(Data for the task):
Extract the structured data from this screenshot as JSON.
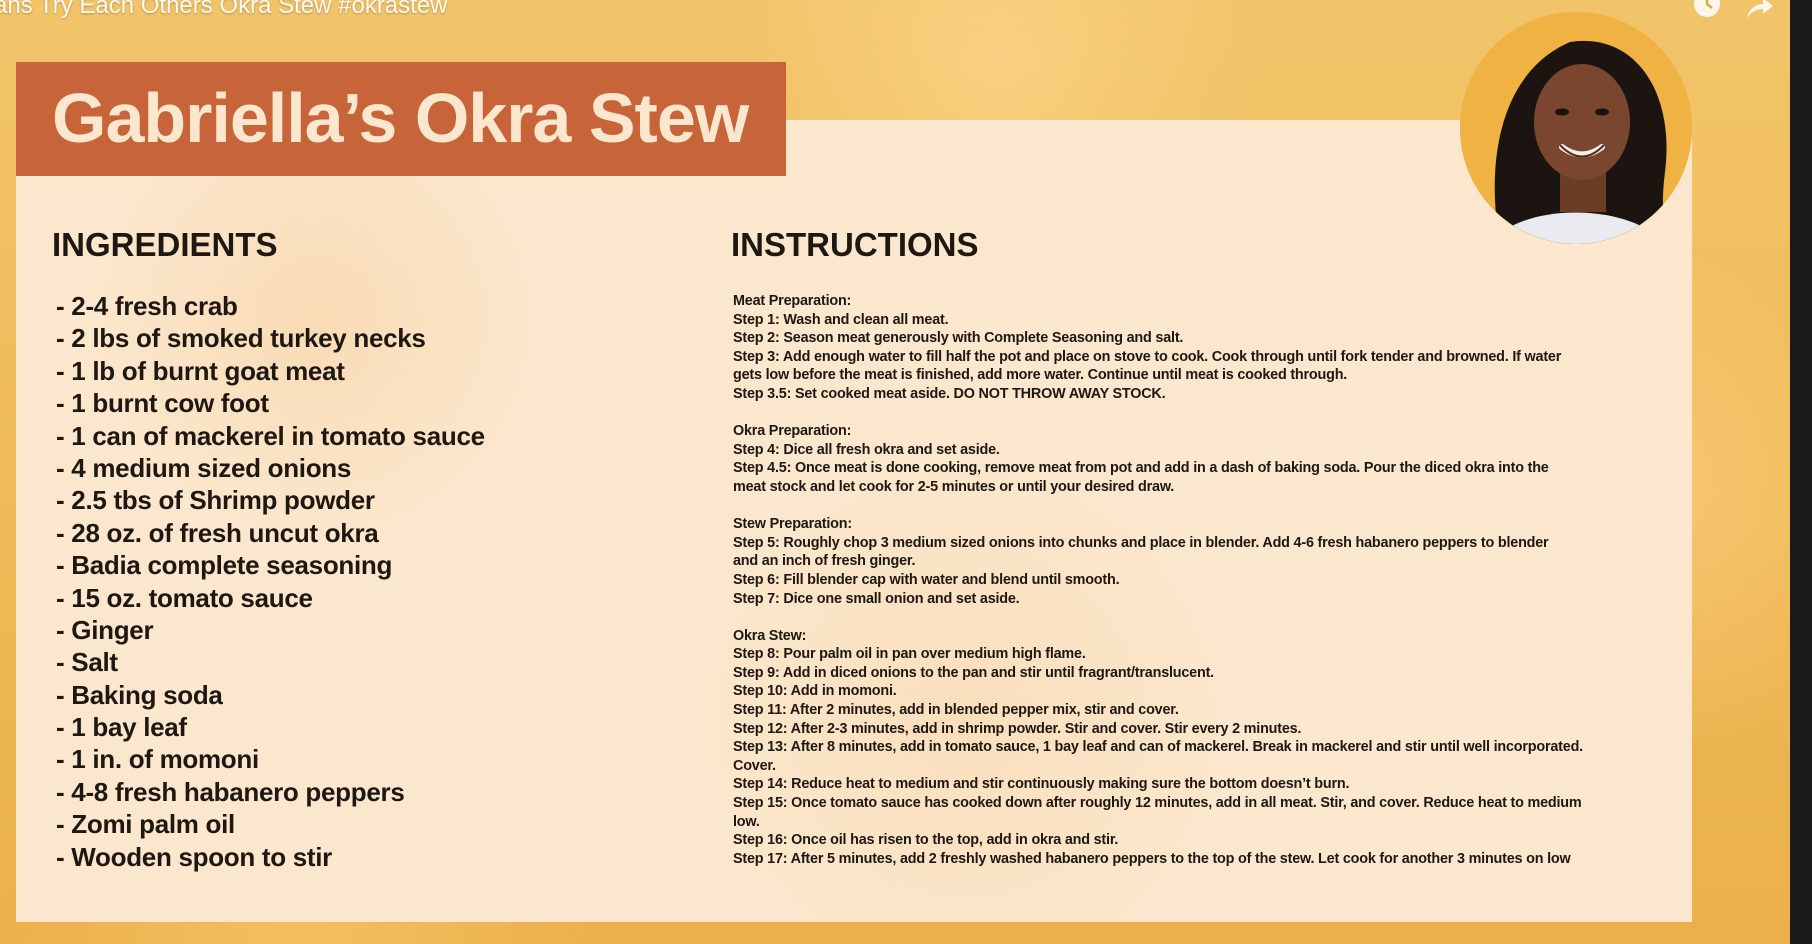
{
  "video": {
    "title": "ans Try Each Others Okra Stew #okrastew"
  },
  "card": {
    "title": "Gabriella’s Okra Stew",
    "ingredients_heading": "INGREDIENTS",
    "instructions_heading": "INSTRUCTIONS",
    "ingredients": [
      "- 2-4 fresh crab",
      "- 2 lbs of smoked turkey necks",
      "- 1 lb of burnt goat meat",
      "- 1 burnt cow foot",
      "- 1 can of mackerel in tomato sauce",
      "- 4 medium sized onions",
      "- 2.5 tbs of Shrimp powder",
      "- 28 oz. of fresh uncut okra",
      "- Badia complete seasoning",
      "- 15 oz. tomato sauce",
      "- Ginger",
      "- Salt",
      "- Baking soda",
      "- 1 bay leaf",
      "- 1 in. of momoni",
      "- 4-8 fresh habanero peppers",
      "- Zomi palm oil",
      "- Wooden spoon to stir"
    ],
    "instructions": [
      {
        "heading": "Meat Preparation:",
        "lines": [
          "Step 1: Wash and clean all meat.",
          "Step 2: Season meat generously with Complete Seasoning and salt.",
          "Step 3: Add enough water to fill half the pot and place on stove to cook. Cook through until fork tender and browned. If water",
          "gets low before the meat is finished, add more water. Continue until meat is cooked through.",
          "Step 3.5: Set cooked meat aside. DO NOT THROW AWAY STOCK."
        ]
      },
      {
        "heading": "Okra Preparation:",
        "lines": [
          "Step 4: Dice all fresh okra and set aside.",
          "Step 4.5: Once meat is done cooking, remove meat from pot and add in a dash of baking soda. Pour the diced okra into the",
          "meat stock and let cook for 2-5 minutes or until your desired draw."
        ]
      },
      {
        "heading": "Stew Preparation:",
        "lines": [
          "Step 5: Roughly chop 3 medium sized onions into chunks and place in blender. Add 4-6 fresh habanero peppers to blender",
          "and an inch of fresh ginger.",
          "Step 6: Fill blender cap with water and blend until smooth.",
          "Step 7: Dice one small onion and set aside."
        ]
      },
      {
        "heading": "Okra Stew:",
        "lines": [
          "Step 8: Pour palm oil in pan over medium high flame.",
          "Step 9: Add in diced onions to the pan and stir until fragrant/translucent.",
          "Step 10: Add in momoni.",
          "Step 11: After 2 minutes, add in blended pepper mix, stir and cover.",
          "Step 12: After 2-3 minutes, add in shrimp powder. Stir and cover. Stir every 2 minutes.",
          "Step 13: After 8 minutes, add in tomato sauce, 1 bay leaf and can of mackerel. Break in mackerel and stir until well incorporated.",
          "Cover.",
          "Step 14: Reduce heat to medium and stir continuously making sure the bottom doesn’t burn.",
          "Step 15: Once tomato sauce has cooked down after roughly 12 minutes, add in all meat. Stir, and cover. Reduce heat to medium",
          "low.",
          "Step 16: Once oil has risen to the top, add in okra and stir.",
          "Step 17: After 5 minutes, add 2 freshly washed habanero peppers to the top of the stew. Let cook for another 3 minutes on low"
        ]
      }
    ]
  },
  "overlay": {
    "icons": [
      "clock-icon",
      "share-icon"
    ]
  }
}
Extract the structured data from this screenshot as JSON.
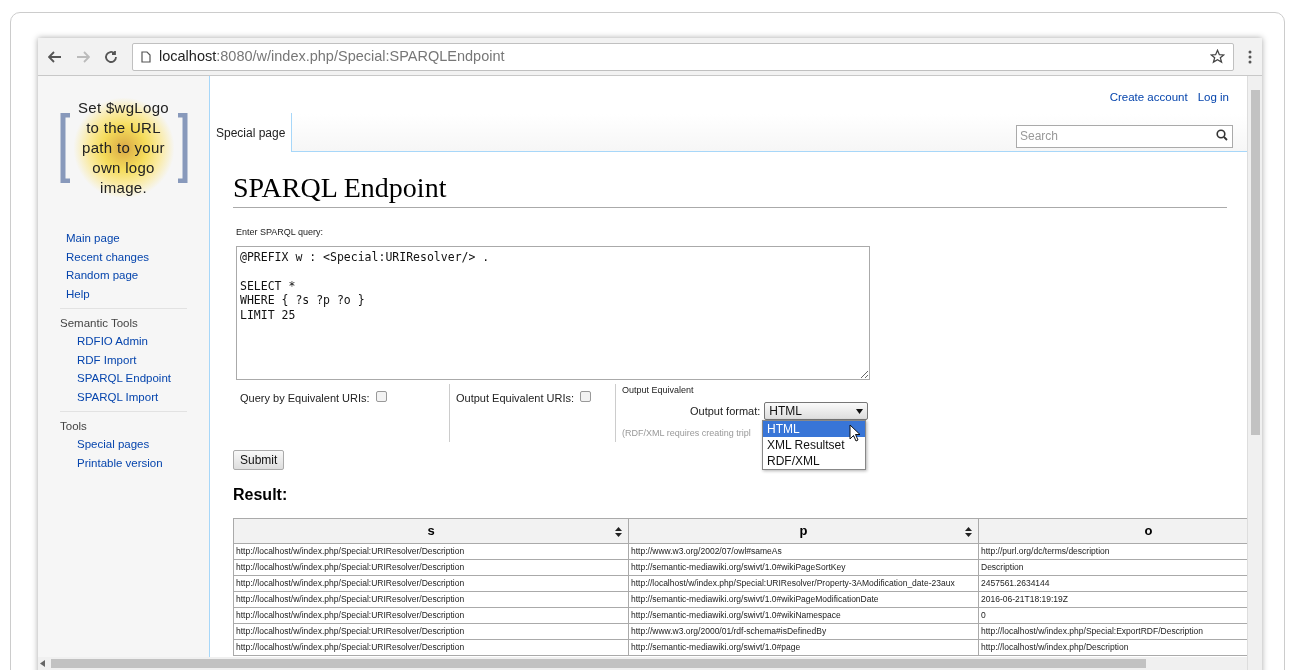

(Given instruction): Reproduce every entry word for word, but skip any pictures.

(Answer to the problem):
Extract the structured data from this screenshot as JSON.
{
  "video": {
    "title": "ans Try Each Others Okra Stew #okrastew"
  },
  "card": {
    "title": "Gabriella’s Okra Stew",
    "ingredients_heading": "INGREDIENTS",
    "instructions_heading": "INSTRUCTIONS",
    "ingredients": [
      "- 2-4 fresh crab",
      "- 2 lbs of smoked turkey necks",
      "- 1 lb of burnt goat meat",
      "- 1 burnt cow foot",
      "- 1 can of mackerel in tomato sauce",
      "- 4 medium sized onions",
      "- 2.5 tbs of Shrimp powder",
      "- 28 oz. of fresh uncut okra",
      "- Badia complete seasoning",
      "- 15 oz. tomato sauce",
      "- Ginger",
      "- Salt",
      "- Baking soda",
      "- 1 bay leaf",
      "- 1 in. of momoni",
      "- 4-8 fresh habanero peppers",
      "- Zomi palm oil",
      "- Wooden spoon to stir"
    ],
    "instructions": [
      {
        "heading": "Meat Preparation:",
        "lines": [
          "Step 1: Wash and clean all meat.",
          "Step 2: Season meat generously with Complete Seasoning and salt.",
          "Step 3: Add enough water to fill half the pot and place on stove to cook. Cook through until fork tender and browned. If water",
          "gets low before the meat is finished, add more water. Continue until meat is cooked through.",
          "Step 3.5: Set cooked meat aside. DO NOT THROW AWAY STOCK."
        ]
      },
      {
        "heading": "Okra Preparation:",
        "lines": [
          "Step 4: Dice all fresh okra and set aside.",
          "Step 4.5: Once meat is done cooking, remove meat from pot and add in a dash of baking soda. Pour the diced okra into the",
          "meat stock and let cook for 2-5 minutes or until your desired draw."
        ]
      },
      {
        "heading": "Stew Preparation:",
        "lines": [
          "Step 5: Roughly chop 3 medium sized onions into chunks and place in blender. Add 4-6 fresh habanero peppers to blender",
          "and an inch of fresh ginger.",
          "Step 6: Fill blender cap with water and blend until smooth.",
          "Step 7: Dice one small onion and set aside."
        ]
      },
      {
        "heading": "Okra Stew:",
        "lines": [
          "Step 8: Pour palm oil in pan over medium high flame.",
          "Step 9: Add in diced onions to the pan and stir until fragrant/translucent.",
          "Step 10: Add in momoni.",
          "Step 11: After 2 minutes, add in blended pepper mix, stir and cover.",
          "Step 12: After 2-3 minutes, add in shrimp powder. Stir and cover. Stir every 2 minutes.",
          "Step 13: After 8 minutes, add in tomato sauce, 1 bay leaf and can of mackerel. Break in mackerel and stir until well incorporated.",
          "Cover.",
          "Step 14: Reduce heat to medium and stir continuously making sure the bottom doesn’t burn.",
          "Step 15: Once tomato sauce has cooked down after roughly 12 minutes, add in all meat. Stir, and cover. Reduce heat to medium",
          "low.",
          "Step 16: Once oil has risen to the top, add in okra and stir.",
          "Step 17: After 5 minutes, add 2 freshly washed habanero peppers to the top of the stew. Let cook for another 3 minutes on low"
        ]
      }
    ]
  },
  "overlay": {
    "icons": [
      "clock-icon",
      "share-icon"
    ]
  }
}
Extract the structured data from this screenshot as JSON.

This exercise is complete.